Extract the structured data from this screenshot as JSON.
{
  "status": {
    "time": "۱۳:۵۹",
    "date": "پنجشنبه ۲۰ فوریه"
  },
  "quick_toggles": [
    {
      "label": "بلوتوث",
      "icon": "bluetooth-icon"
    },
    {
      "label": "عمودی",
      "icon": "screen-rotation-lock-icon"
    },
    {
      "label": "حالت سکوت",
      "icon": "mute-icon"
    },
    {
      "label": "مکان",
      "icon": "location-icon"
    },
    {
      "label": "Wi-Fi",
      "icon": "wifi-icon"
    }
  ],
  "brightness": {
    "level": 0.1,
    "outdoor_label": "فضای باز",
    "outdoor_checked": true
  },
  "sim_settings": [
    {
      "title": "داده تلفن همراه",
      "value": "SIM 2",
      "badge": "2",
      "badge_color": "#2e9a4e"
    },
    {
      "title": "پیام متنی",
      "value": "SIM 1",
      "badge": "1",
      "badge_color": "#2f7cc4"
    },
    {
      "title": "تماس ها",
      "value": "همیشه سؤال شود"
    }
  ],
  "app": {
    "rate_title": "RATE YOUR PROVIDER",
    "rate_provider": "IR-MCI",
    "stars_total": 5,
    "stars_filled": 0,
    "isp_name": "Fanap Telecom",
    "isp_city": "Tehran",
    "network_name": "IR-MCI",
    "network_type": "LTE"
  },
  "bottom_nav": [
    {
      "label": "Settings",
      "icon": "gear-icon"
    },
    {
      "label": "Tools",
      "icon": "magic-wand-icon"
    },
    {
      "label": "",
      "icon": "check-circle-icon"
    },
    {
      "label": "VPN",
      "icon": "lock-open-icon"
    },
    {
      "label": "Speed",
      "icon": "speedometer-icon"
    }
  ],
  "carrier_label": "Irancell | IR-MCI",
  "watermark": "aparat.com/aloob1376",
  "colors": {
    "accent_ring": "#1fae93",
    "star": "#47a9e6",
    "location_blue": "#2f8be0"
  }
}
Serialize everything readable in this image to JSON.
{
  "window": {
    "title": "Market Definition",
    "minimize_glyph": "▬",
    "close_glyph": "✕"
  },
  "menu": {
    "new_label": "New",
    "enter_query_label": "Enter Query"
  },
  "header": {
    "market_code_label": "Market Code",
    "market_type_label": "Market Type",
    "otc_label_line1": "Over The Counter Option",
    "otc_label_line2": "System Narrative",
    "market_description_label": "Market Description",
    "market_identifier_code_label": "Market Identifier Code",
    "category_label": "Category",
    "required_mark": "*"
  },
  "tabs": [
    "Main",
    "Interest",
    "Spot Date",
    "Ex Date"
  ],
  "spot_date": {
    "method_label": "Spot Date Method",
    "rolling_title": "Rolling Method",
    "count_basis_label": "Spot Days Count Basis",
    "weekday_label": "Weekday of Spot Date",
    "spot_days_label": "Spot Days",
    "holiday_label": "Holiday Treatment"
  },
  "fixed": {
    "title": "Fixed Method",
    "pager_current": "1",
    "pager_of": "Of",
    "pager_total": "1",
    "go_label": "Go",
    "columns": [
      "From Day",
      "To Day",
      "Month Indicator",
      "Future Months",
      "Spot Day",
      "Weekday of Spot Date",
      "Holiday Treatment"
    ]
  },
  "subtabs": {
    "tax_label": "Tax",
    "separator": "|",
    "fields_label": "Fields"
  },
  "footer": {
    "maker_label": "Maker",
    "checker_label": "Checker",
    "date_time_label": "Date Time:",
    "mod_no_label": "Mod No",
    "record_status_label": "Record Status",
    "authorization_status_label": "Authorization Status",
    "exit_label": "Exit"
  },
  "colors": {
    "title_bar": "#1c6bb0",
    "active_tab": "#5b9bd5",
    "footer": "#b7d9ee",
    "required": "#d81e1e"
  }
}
- - -
**Given task**
Count the lines of the material that include the word "icon", then state only the total.

**Answer to this problem**
10